(Direction 1): Could you return every line of the records below that contains the string "text"? Case counts.

>> BEGIN Source document

Author Topic: X 10 Mesh kit _Review  (Read 2793 times)

Offline duffman

X 10 Mesh kit _Review
« on: April 03, 2015, 07:46:08 AM »
I am now 5 days in on the X10 mesh kit, bought from Sweetwater. This had been on order for over a month. Since its arrival I have been rather sleep deprived. Been spending a ton of time in my home studio laying tracks.

It arrived in 1 huge box. You better have plenty of room to unbox the thing.
Setup instructions come on a poster type sheet. Of course they show, "plug A into B", and neither A or B are marked in the box.  You have to guess.
Setting up the rack is the hardest part. Installing Pads, cymbal arms, and cymbals is very straight forward.
NEW USERS before you turn on the module for the first time, READ THE MANUAL! There is some important info in the first couple of pages.
Mesh heads, quiet, very quiet. As I have very little experience with mesh heads I can not tell you what ply they are. They do have a great feel. I found I needed to adjust the tension of a couple, but out of the box not bad.
Out of the box, I have very little editing to do for X-talk. I had 1 tom pad that crosses with rim if I hit it just right. Other then that, was good to go.
External/internal mixer....there is a latency when using the external mixer. Take a couple of seconds for it to react. When I switch over to the internal mixer the sliders on the screen do not always match how the external mixer sliders are set. A bit of adjustment to an external slider and the internal ones jump to match. Volume knobs on drum pads. I have never seen any reference to these but they are there and they work.
Recording, for now I have it run via the 4 cable method to my audio interface with a stereo return a headphones amp for monitoring. Reverb, compression, panning, done in box via Reaper. Over the next few weeks will be trying midi with Kontakt Abbey Road and Studio drummer.

>> END Source document

(Direction 2): Could you continue the X10 mesh kit review above, picking up right after its last sentence?

>> BEGIN Dataset

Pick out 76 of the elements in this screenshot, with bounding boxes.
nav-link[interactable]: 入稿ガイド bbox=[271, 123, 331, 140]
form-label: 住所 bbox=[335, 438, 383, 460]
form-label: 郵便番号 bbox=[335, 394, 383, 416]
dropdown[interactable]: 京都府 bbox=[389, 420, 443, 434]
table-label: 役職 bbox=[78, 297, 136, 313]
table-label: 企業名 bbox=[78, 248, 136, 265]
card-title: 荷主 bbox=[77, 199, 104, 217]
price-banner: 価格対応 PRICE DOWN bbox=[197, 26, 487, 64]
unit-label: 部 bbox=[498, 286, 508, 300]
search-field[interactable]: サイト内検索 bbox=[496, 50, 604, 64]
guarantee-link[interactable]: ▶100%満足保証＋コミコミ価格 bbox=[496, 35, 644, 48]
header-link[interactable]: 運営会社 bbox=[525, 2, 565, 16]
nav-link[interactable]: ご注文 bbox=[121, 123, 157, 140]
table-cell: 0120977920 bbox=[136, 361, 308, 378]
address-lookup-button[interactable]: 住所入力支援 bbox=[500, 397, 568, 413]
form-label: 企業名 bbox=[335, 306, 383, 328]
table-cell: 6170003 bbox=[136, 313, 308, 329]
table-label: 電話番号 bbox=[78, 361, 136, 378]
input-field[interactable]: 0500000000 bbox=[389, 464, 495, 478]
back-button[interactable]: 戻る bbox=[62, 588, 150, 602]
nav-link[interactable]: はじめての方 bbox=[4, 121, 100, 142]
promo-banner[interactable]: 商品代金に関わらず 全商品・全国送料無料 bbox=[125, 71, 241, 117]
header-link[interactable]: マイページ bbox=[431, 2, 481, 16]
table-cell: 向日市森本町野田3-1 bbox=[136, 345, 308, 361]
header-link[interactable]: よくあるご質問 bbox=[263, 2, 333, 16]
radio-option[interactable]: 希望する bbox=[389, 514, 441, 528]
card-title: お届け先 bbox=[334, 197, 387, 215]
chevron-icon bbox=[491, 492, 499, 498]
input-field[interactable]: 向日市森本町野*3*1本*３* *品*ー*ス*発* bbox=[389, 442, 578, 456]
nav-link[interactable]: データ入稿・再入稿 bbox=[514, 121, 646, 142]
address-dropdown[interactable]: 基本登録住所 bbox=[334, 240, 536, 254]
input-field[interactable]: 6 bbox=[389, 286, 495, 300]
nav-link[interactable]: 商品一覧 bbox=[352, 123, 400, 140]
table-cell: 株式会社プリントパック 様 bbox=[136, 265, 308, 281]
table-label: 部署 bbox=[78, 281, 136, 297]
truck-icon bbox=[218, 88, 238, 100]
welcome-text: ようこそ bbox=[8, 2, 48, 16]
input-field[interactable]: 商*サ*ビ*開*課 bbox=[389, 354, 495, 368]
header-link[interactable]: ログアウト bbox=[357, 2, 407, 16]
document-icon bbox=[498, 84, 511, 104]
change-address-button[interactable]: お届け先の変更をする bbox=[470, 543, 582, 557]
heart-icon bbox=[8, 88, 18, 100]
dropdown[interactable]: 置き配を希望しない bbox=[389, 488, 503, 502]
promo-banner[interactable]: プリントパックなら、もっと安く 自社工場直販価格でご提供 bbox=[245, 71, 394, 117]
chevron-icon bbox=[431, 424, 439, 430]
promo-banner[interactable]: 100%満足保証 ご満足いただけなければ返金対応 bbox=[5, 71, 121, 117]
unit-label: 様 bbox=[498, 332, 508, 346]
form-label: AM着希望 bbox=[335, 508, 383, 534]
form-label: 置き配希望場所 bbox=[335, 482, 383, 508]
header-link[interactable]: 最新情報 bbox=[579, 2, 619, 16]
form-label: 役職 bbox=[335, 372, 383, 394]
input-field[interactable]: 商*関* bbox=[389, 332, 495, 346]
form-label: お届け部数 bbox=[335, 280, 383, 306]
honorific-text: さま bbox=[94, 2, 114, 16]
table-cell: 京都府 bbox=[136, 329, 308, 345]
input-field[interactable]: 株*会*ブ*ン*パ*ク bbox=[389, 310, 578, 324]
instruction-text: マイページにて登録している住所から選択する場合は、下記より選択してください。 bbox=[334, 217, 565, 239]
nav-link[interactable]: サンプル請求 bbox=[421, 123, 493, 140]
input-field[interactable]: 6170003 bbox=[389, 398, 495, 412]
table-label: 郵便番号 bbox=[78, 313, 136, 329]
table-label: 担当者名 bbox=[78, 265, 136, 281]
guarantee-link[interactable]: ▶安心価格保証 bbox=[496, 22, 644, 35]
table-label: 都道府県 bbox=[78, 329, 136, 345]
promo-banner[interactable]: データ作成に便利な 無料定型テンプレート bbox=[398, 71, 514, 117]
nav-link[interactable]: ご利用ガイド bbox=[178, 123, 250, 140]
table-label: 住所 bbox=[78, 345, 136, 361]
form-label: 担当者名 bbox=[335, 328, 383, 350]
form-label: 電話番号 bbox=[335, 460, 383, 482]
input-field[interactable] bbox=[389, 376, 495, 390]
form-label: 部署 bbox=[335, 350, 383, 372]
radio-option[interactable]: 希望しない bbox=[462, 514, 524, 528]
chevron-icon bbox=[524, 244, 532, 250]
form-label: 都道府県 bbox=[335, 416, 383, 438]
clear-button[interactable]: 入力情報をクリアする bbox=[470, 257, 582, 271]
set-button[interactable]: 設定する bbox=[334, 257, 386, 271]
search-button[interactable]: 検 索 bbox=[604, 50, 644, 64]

>> END Dataset

(Task response 1):
welcome-text: ようこそ bbox=[8, 2, 48, 16]
honorific-text: さま bbox=[94, 2, 114, 16]
instruction-text: マイページにて登録している住所から選択する場合は、下記より選択してください。 bbox=[334, 217, 565, 239]

(Task response 2):
Final thoughts, this kit looks great. Having the snare on a stand instead of mounted to the rack is fantastic.
The mesh heads work wonderfully with the module from the lightest tap to the hardest hit.
Although the rack looks way cool, shiny, shiny,  it is a pain in the ass and IMO this kits weak point.

« Last Edit: April 03, 2015, 07:47:41 AM by duffman »
When in trouble or in doubt
Run in circles
Scream and shout

Offline Sal

Re: X 10 Mesh kit _Review
« Reply #1 on: April 03, 2015, 08:54:02 AM »
Great review! Love to hear that everything worked pretty much as expected right out of the box.
Here this whole time I thought you were the troll with a heart of gold. Instead you're just a troll with a real troll's heart.

Re: X 10 Mesh kit _Review
« Reply #2 on: April 05, 2015, 04:33:56 PM »
Very good review.

I made a post yesterday about the DM10xMESH or DM10x with mesh conversions. I'm really not sure what i should buy because of the bad words that have been said about Alesis DM10x (realhead) in Holland.

I've got the option of buying a second hand Roland TD9-KX2 for about the same price, what do you guys think?

Offline duffman

Re: X 10 Mesh kit _Review
« Reply #3 on: April 06, 2015, 07:49:01 AM »
My thinking, the price difference between a realhead kit then add the mesh conversion and a new mesh kit was not very much. The difference to me was not worth the hassle of me having to convert and possibly voiding the warranty.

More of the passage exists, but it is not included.